## What this task involves
Gather up the lines that contain "name".

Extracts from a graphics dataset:
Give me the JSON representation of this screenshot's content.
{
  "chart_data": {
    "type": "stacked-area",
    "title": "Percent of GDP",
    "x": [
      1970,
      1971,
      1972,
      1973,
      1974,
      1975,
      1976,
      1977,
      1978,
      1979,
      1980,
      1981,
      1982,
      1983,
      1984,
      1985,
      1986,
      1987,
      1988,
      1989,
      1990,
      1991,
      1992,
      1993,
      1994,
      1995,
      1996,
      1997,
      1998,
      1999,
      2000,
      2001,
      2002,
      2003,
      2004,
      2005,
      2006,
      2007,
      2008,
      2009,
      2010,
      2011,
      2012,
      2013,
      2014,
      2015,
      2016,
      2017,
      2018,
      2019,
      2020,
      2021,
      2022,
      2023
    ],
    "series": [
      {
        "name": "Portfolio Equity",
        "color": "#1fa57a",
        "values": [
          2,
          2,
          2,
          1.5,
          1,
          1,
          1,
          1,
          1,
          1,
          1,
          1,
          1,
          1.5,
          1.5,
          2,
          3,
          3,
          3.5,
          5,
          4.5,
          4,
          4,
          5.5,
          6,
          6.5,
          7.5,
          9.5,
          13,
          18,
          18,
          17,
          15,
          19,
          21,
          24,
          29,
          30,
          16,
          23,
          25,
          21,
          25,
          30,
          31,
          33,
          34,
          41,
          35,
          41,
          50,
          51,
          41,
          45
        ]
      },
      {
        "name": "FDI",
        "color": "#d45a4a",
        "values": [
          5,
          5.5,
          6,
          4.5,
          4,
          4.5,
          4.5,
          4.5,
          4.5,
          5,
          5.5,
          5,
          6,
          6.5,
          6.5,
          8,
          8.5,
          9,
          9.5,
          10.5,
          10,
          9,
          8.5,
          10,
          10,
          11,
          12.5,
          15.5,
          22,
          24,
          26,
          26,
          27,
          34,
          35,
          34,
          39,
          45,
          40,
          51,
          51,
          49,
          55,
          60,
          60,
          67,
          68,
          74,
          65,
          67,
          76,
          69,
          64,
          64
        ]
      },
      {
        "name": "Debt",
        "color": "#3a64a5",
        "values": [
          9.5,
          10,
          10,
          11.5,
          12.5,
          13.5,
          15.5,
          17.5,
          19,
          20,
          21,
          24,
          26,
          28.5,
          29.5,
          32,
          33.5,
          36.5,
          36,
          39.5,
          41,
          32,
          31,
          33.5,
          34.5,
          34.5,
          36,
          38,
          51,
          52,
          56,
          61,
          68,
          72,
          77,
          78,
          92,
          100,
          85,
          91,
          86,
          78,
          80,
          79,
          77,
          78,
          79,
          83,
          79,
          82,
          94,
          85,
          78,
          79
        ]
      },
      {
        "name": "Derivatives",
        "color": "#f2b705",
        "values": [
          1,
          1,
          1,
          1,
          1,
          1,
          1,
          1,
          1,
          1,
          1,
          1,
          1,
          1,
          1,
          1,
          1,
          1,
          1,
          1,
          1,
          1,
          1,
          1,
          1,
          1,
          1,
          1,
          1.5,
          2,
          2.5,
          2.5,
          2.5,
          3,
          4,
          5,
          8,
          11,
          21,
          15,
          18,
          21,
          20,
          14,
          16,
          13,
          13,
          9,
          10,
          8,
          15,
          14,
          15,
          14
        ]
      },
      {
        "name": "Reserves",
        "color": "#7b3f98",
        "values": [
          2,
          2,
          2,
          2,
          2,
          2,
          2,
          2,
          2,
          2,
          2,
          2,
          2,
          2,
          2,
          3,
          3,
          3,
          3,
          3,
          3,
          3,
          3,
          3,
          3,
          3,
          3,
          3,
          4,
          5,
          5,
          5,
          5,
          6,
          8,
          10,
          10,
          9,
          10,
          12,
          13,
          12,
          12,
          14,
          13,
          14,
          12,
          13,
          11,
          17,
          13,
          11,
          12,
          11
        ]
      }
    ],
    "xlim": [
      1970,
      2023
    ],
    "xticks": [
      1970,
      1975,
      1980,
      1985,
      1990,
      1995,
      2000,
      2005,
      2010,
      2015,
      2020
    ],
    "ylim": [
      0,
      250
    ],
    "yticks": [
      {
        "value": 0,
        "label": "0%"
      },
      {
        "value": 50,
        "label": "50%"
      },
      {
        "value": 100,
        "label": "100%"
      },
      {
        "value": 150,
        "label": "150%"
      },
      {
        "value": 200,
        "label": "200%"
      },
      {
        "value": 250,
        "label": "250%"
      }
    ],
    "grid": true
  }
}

## Result for this exercise
        "name": "Portfolio Equity",
        "name": "FDI",
        "name": "Debt",
        "name": "Derivatives",
        "name": "Reserves",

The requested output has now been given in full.